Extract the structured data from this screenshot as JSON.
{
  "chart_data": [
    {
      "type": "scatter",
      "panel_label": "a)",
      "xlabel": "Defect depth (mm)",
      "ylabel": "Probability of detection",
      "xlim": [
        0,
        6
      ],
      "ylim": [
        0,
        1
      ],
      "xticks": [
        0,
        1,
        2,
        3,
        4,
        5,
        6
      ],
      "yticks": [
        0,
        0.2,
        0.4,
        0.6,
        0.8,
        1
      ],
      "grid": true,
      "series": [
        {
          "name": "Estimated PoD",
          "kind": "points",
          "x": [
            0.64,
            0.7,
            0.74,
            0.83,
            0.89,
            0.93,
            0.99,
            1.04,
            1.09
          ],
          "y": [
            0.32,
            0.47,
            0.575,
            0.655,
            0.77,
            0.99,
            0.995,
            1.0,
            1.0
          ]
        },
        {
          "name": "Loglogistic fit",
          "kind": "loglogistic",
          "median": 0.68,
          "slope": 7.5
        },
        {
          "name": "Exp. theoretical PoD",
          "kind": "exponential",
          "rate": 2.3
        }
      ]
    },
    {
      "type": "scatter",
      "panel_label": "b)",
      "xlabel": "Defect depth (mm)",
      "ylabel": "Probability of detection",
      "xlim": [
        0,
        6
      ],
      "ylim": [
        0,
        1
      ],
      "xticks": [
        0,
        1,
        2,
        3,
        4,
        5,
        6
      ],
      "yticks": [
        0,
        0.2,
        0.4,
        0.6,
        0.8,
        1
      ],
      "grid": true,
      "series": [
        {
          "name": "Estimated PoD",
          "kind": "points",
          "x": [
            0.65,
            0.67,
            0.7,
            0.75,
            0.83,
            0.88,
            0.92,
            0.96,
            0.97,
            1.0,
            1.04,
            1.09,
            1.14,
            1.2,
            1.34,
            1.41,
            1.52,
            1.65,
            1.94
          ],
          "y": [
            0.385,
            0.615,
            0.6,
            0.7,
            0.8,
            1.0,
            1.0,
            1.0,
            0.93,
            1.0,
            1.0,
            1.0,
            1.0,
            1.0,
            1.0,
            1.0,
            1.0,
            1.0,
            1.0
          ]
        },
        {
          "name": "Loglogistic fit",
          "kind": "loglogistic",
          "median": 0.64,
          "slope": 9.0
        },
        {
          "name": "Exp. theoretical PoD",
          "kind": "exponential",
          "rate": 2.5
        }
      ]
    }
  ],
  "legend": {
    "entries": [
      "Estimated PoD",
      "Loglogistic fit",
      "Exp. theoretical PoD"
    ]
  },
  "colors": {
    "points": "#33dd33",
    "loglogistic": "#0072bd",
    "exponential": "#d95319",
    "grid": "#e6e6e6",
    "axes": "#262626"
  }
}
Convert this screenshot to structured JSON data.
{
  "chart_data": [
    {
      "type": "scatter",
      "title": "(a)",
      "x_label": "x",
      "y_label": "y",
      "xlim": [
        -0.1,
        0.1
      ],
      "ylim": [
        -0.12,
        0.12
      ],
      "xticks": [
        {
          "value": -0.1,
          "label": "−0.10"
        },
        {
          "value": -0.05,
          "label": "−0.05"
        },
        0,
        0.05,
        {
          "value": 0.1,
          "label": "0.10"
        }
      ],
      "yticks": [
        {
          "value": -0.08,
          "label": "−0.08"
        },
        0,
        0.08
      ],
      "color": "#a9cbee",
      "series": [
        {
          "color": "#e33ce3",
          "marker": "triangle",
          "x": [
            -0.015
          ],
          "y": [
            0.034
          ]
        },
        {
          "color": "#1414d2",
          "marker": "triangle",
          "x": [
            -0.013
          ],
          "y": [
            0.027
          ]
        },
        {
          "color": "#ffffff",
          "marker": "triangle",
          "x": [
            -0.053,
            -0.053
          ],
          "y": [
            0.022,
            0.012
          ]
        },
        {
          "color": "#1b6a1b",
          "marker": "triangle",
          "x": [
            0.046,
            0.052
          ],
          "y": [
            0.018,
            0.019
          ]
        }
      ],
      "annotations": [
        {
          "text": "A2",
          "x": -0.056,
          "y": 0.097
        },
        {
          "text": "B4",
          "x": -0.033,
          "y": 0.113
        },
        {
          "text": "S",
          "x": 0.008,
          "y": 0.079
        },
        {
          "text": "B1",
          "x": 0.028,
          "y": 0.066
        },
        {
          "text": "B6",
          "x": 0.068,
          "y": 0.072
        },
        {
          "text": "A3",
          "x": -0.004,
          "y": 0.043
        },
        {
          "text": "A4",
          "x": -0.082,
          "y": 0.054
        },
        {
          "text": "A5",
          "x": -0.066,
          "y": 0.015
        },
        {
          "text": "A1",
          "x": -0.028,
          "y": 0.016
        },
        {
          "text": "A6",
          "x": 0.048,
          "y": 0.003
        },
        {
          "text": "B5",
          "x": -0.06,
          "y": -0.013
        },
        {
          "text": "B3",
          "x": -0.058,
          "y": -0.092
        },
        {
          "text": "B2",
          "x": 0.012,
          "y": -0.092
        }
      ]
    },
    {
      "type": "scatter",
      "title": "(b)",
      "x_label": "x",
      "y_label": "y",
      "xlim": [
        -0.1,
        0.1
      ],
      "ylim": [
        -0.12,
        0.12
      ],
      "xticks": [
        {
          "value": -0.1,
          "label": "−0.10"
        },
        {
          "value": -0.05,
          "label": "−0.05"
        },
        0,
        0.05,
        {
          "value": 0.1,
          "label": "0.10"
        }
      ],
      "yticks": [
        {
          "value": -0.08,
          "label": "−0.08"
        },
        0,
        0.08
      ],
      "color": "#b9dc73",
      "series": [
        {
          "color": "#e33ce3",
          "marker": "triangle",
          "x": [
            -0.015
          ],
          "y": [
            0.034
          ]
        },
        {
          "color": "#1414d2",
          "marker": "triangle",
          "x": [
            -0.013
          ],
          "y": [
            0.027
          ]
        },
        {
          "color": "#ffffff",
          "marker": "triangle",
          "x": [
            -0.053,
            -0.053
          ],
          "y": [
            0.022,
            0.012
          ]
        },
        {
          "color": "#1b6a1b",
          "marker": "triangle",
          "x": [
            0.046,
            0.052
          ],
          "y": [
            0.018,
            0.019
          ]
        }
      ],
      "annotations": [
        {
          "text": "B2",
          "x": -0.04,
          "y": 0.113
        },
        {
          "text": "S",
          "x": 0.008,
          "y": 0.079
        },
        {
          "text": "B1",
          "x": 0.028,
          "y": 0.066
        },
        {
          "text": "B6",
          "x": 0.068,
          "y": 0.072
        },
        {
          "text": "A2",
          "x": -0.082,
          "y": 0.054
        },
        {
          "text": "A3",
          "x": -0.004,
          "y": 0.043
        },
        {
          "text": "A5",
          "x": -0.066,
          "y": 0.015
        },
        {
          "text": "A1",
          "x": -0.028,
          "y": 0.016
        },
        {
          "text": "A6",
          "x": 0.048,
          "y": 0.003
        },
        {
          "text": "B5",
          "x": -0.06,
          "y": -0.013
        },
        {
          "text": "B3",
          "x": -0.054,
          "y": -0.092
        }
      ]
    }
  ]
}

• Task directions
Would you give the material above again, complete and exact?

• Reply
Extract the structured data from this screenshot as JSON.
{
  "chart_data": [
    {
      "type": "scatter",
      "panel_label": "a)",
      "xlabel": "Defect depth (mm)",
      "ylabel": "Probability of detection",
      "xlim": [
        0,
        6
      ],
      "ylim": [
        0,
        1
      ],
      "xticks": [
        0,
        1,
        2,
        3,
        4,
        5,
        6
      ],
      "yticks": [
        0,
        0.2,
        0.4,
        0.6,
        0.8,
        1
      ],
      "grid": true,
      "series": [
        {
          "name": "Estimated PoD",
          "kind": "points",
          "x": [
            0.64,
            0.7,
            0.74,
            0.83,
            0.89,
            0.93,
            0.99,
            1.04,
            1.09
          ],
          "y": [
            0.32,
            0.47,
            0.575,
            0.655,
            0.77,
            0.99,
            0.995,
            1.0,
            1.0
          ]
        },
        {
          "name": "Loglogistic fit",
          "kind": "loglogistic",
          "median": 0.68,
          "slope": 7.5
        },
        {
          "name": "Exp. theoretical PoD",
          "kind": "exponential",
          "rate": 2.3
        }
      ]
    },
    {
      "type": "scatter",
      "panel_label": "b)",
      "xlabel": "Defect depth (mm)",
      "ylabel": "Probability of detection",
      "xlim": [
        0,
        6
      ],
      "ylim": [
        0,
        1
      ],
      "xticks": [
        0,
        1,
        2,
        3,
        4,
        5,
        6
      ],
      "yticks": [
        0,
        0.2,
        0.4,
        0.6,
        0.8,
        1
      ],
      "grid": true,
      "series": [
        {
          "name": "Estimated PoD",
          "kind": "points",
          "x": [
            0.65,
            0.67,
            0.7,
            0.75,
            0.83,
            0.88,
            0.92,
            0.96,
            0.97,
            1.0,
            1.04,
            1.09,
            1.14,
            1.2,
            1.34,
            1.41,
            1.52,
            1.65,
            1.94
          ],
          "y": [
            0.385,
            0.615,
            0.6,
            0.7,
            0.8,
            1.0,
            1.0,
            1.0,
            0.93,
            1.0,
            1.0,
            1.0,
            1.0,
            1.0,
            1.0,
            1.0,
            1.0,
            1.0,
            1.0
          ]
        },
        {
          "name": "Loglogistic fit",
          "kind": "loglogistic",
          "median": 0.64,
          "slope": 9.0
        },
        {
          "name": "Exp. theoretical PoD",
          "kind": "exponential",
          "rate": 2.5
        }
      ]
    }
  ],
  "legend": {
    "entries": [
      "Estimated PoD",
      "Loglogistic fit",
      "Exp. theoretical PoD"
    ]
  },
  "colors": {
    "points": "#33dd33",
    "loglogistic": "#0072bd",
    "exponential": "#d95319",
    "grid": "#e6e6e6",
    "axes": "#262626"
  }
}
Convert this screenshot to structured JSON data.
{
  "chart_data": [
    {
      "type": "scatter",
      "title": "(a)",
      "x_label": "x",
      "y_label": "y",
      "xlim": [
        -0.1,
        0.1
      ],
      "ylim": [
        -0.12,
        0.12
      ],
      "xticks": [
        {
          "value": -0.1,
          "label": "−0.10"
        },
        {
          "value": -0.05,
          "label": "−0.05"
        },
        0,
        0.05,
        {
          "value": 0.1,
          "label": "0.10"
        }
      ],
      "yticks": [
        {
          "value": -0.08,
          "label": "−0.08"
        },
        0,
        0.08
      ],
      "color": "#a9cbee",
      "series": [
        {
          "color": "#e33ce3",
          "marker": "triangle",
          "x": [
            -0.015
          ],
          "y": [
            0.034
          ]
        },
        {
          "color": "#1414d2",
          "marker": "triangle",
          "x": [
            -0.013
          ],
          "y": [
            0.027
          ]
        },
        {
          "color": "#ffffff",
          "marker": "triangle",
          "x": [
            -0.053,
            -0.053
          ],
          "y": [
            0.022,
            0.012
          ]
        },
        {
          "color": "#1b6a1b",
          "marker": "triangle",
          "x": [
            0.046,
            0.052
          ],
          "y": [
            0.018,
            0.019
          ]
        }
      ],
      "annotations": [
        {
          "text": "A2",
          "x": -0.056,
          "y": 0.097
        },
        {
          "text": "B4",
          "x": -0.033,
          "y": 0.113
        },
        {
          "text": "S",
          "x": 0.008,
          "y": 0.079
        },
        {
          "text": "B1",
          "x": 0.028,
          "y": 0.066
        },
        {
          "text": "B6",
          "x": 0.068,
          "y": 0.072
        },
        {
          "text": "A3",
          "x": -0.004,
          "y": 0.043
        },
        {
          "text": "A4",
          "x": -0.082,
          "y": 0.054
        },
        {
          "text": "A5",
          "x": -0.066,
          "y": 0.015
        },
        {
          "text": "A1",
          "x": -0.028,
          "y": 0.016
        },
        {
          "text": "A6",
          "x": 0.048,
          "y": 0.003
        },
        {
          "text": "B5",
          "x": -0.06,
          "y": -0.013
        },
        {
          "text": "B3",
          "x": -0.058,
          "y": -0.092
        },
        {
          "text": "B2",
          "x": 0.012,
          "y": -0.092
        }
      ]
    },
    {
      "type": "scatter",
      "title": "(b)",
      "x_label": "x",
      "y_label": "y",
      "xlim": [
        -0.1,
        0.1
      ],
      "ylim": [
        -0.12,
        0.12
      ],
      "xticks": [
        {
          "value": -0.1,
          "label": "−0.10"
        },
        {
          "value": -0.05,
          "label": "−0.05"
        },
        0,
        0.05,
        {
          "value": 0.1,
          "label": "0.10"
        }
      ],
      "yticks": [
        {
          "value": -0.08,
          "label": "−0.08"
        },
        0,
        0.08
      ],
      "color": "#b9dc73",
      "series": [
        {
          "color": "#e33ce3",
          "marker": "triangle",
          "x": [
            -0.015
          ],
          "y": [
            0.034
          ]
        },
        {
          "color": "#1414d2",
          "marker": "triangle",
          "x": [
            -0.013
          ],
          "y": [
            0.027
          ]
        },
        {
          "color": "#ffffff",
          "marker": "triangle",
          "x": [
            -0.053,
            -0.053
          ],
          "y": [
            0.022,
            0.012
          ]
        },
        {
          "color": "#1b6a1b",
          "marker": "triangle",
          "x": [
            0.046,
            0.052
          ],
          "y": [
            0.018,
            0.019
          ]
        }
      ],
      "annotations": [
        {
          "text": "B2",
          "x": -0.04,
          "y": 0.113
        },
        {
          "text": "S",
          "x": 0.008,
          "y": 0.079
        },
        {
          "text": "B1",
          "x": 0.028,
          "y": 0.066
        },
        {
          "text": "B6",
          "x": 0.068,
          "y": 0.072
        },
        {
          "text": "A2",
          "x": -0.082,
          "y": 0.054
        },
        {
          "text": "A3",
          "x": -0.004,
          "y": 0.043
        },
        {
          "text": "A5",
          "x": -0.066,
          "y": 0.015
        },
        {
          "text": "A1",
          "x": -0.028,
          "y": 0.016
        },
        {
          "text": "A6",
          "x": 0.048,
          "y": 0.003
        },
        {
          "text": "B5",
          "x": -0.06,
          "y": -0.013
        },
        {
          "text": "B3",
          "x": -0.054,
          "y": -0.092
        }
      ]
    }
  ]
}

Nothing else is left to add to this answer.